* WHAT TO WORK ON
Pull out every line below that holds the word "Market".

* RECORDS FOR THIS EXERCISE
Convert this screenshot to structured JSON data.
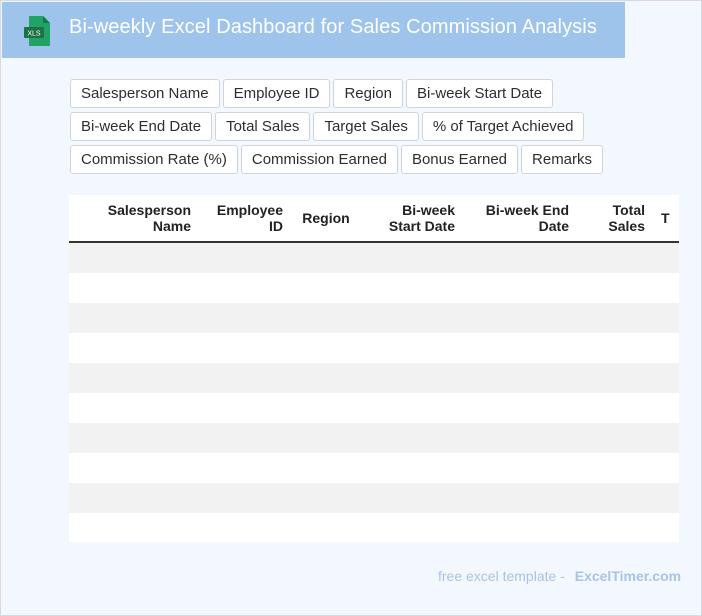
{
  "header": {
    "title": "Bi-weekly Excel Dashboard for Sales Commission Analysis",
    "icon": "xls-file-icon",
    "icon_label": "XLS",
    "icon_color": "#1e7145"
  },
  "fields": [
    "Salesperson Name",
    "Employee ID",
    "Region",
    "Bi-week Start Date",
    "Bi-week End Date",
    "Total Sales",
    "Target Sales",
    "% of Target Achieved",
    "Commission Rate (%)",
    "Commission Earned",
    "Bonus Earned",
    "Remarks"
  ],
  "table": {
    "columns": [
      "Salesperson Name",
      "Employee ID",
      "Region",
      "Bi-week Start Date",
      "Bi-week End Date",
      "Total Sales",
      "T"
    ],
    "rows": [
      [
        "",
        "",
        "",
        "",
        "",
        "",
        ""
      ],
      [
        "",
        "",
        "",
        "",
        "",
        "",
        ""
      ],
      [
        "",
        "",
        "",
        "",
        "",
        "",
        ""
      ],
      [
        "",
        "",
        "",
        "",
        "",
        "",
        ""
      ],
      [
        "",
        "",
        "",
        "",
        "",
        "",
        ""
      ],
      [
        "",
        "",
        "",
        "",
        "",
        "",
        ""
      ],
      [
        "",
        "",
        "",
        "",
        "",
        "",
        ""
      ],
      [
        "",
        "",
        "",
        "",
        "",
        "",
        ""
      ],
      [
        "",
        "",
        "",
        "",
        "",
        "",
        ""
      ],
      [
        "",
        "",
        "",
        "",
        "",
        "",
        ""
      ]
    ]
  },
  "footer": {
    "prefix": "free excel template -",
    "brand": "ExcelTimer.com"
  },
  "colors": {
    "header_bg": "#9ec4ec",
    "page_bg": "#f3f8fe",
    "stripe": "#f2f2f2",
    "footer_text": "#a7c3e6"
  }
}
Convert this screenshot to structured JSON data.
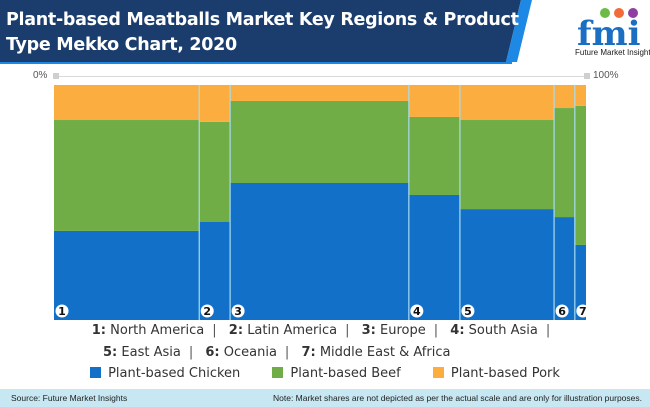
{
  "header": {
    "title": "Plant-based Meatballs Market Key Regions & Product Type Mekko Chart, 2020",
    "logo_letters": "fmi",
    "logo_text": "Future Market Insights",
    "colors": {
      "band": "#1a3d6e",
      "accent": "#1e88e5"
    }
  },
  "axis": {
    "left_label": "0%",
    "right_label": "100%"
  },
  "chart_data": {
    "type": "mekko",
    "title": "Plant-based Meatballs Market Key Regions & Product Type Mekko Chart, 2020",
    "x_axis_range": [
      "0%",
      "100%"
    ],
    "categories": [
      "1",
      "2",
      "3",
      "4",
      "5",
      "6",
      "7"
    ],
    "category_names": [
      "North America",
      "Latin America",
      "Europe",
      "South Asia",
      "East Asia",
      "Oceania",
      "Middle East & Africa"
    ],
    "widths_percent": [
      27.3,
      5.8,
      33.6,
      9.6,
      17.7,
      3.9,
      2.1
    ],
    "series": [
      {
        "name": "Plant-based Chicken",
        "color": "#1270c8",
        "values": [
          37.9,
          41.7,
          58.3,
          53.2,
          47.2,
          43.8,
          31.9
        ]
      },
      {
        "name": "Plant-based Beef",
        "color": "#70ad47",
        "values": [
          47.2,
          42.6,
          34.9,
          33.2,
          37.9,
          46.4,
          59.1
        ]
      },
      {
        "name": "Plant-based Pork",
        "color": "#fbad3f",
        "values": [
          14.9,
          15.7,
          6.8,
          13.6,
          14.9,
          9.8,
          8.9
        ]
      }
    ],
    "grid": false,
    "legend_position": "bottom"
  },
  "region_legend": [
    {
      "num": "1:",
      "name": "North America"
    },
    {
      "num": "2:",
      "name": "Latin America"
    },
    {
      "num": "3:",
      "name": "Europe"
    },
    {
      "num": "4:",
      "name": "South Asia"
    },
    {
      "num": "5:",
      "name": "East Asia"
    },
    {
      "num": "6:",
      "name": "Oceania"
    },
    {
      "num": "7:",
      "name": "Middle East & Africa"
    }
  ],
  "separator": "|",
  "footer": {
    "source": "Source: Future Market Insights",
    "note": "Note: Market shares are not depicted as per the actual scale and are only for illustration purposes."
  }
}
* * *
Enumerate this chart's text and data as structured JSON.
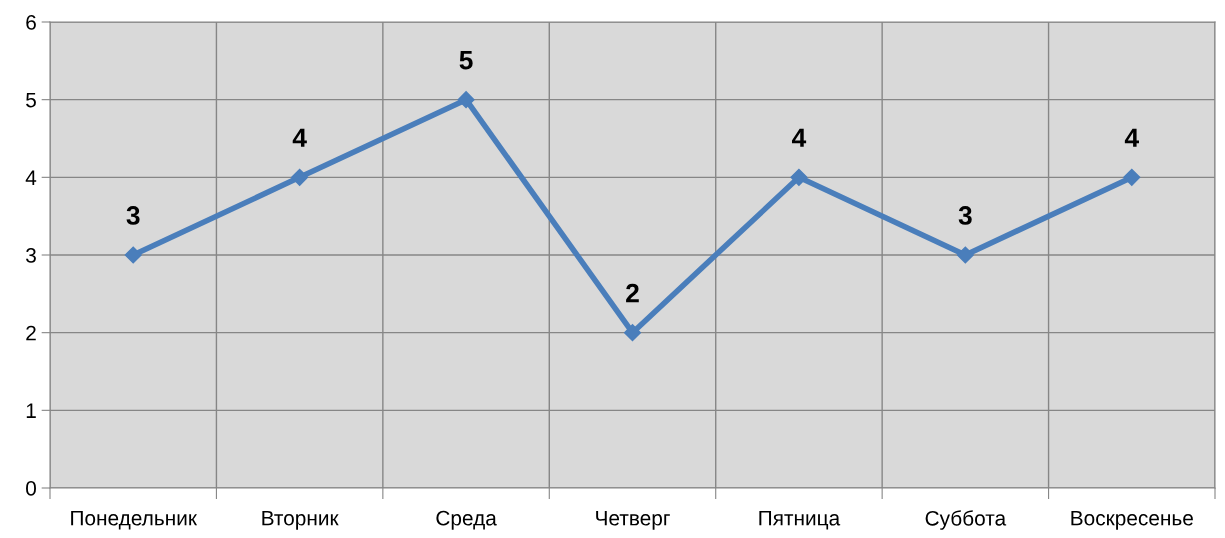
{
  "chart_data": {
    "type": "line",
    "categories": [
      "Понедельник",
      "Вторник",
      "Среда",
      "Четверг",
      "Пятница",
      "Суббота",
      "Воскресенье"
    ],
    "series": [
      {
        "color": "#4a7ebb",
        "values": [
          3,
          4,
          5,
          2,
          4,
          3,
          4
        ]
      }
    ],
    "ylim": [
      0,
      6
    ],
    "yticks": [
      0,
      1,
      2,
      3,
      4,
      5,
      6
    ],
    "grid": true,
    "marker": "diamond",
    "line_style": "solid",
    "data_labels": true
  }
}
...
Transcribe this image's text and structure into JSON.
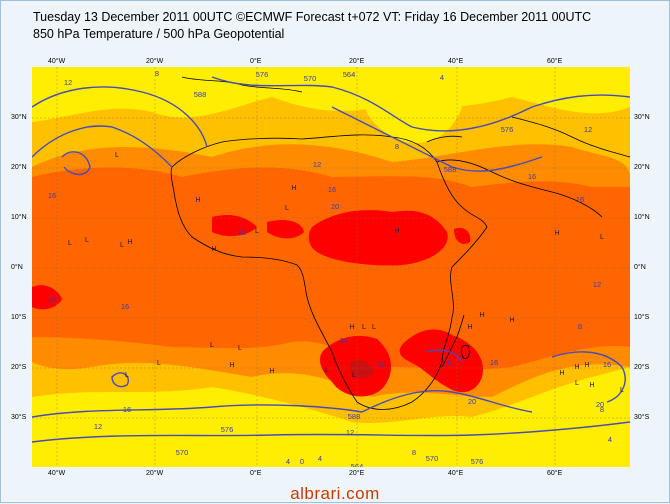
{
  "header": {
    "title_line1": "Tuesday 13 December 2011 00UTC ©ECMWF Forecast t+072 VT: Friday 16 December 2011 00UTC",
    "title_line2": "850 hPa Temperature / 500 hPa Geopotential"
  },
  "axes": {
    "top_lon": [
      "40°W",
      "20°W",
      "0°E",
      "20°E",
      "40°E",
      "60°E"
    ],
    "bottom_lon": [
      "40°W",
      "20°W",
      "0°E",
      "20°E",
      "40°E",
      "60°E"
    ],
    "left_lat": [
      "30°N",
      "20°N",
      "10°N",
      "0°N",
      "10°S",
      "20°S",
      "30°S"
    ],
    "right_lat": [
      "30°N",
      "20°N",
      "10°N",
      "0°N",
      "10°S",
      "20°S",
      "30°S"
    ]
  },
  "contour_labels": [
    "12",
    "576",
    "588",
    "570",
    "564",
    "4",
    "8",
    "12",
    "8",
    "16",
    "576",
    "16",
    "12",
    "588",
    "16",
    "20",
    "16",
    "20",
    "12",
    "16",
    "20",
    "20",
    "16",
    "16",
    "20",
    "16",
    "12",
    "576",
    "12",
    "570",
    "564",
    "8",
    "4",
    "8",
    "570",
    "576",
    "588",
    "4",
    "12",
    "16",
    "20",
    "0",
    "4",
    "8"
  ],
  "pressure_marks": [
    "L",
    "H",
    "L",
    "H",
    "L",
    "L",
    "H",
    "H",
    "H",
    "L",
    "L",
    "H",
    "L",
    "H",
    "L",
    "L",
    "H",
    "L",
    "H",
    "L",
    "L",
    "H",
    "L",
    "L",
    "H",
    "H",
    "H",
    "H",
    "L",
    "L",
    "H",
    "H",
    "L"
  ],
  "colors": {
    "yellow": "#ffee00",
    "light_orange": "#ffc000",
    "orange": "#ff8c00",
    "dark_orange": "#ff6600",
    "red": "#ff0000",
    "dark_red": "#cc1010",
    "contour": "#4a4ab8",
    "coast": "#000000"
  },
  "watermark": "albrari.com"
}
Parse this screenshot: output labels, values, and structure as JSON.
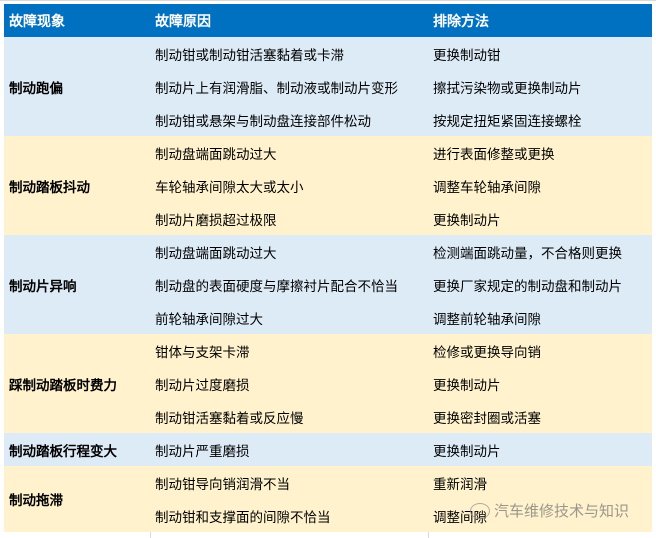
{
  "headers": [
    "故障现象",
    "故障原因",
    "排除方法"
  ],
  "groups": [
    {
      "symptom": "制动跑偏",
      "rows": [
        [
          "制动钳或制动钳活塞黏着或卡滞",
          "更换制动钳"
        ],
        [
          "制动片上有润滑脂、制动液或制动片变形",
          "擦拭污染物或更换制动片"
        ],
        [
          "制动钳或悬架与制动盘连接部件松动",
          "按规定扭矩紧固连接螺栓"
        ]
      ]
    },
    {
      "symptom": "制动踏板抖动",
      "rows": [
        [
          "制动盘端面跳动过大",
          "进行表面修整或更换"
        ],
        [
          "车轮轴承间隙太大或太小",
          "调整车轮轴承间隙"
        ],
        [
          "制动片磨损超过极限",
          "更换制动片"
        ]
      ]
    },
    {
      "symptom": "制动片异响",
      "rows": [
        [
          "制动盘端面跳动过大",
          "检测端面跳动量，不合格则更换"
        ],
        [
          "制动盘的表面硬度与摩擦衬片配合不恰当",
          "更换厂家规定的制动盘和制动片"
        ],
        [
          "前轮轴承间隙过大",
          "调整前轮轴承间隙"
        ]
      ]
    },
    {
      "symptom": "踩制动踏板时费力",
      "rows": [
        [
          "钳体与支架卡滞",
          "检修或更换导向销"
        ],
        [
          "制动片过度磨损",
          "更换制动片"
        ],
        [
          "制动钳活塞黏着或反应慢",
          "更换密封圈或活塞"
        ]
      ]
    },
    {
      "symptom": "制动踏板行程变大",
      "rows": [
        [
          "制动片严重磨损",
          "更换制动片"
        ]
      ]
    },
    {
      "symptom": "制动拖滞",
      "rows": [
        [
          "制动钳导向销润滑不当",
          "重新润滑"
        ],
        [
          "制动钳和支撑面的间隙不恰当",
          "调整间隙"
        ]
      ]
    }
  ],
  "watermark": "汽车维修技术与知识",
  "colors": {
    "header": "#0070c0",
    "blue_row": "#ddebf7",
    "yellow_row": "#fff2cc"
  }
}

* EXERCISE SOLUTION
    "title": "Plant-based Meatballs Market Key Regions & Product Type Mekko Chart, 2020",
    "logo_text": "Future Market Insights",
    "title": "Plant-based Meatballs Market Key Regions & Product Type Mekko Chart, 2020",
    "source": "Source: Future Market Insights",
    "note": "Note: Market shares are not depicted as per the actual scale and are only for illustration purposes."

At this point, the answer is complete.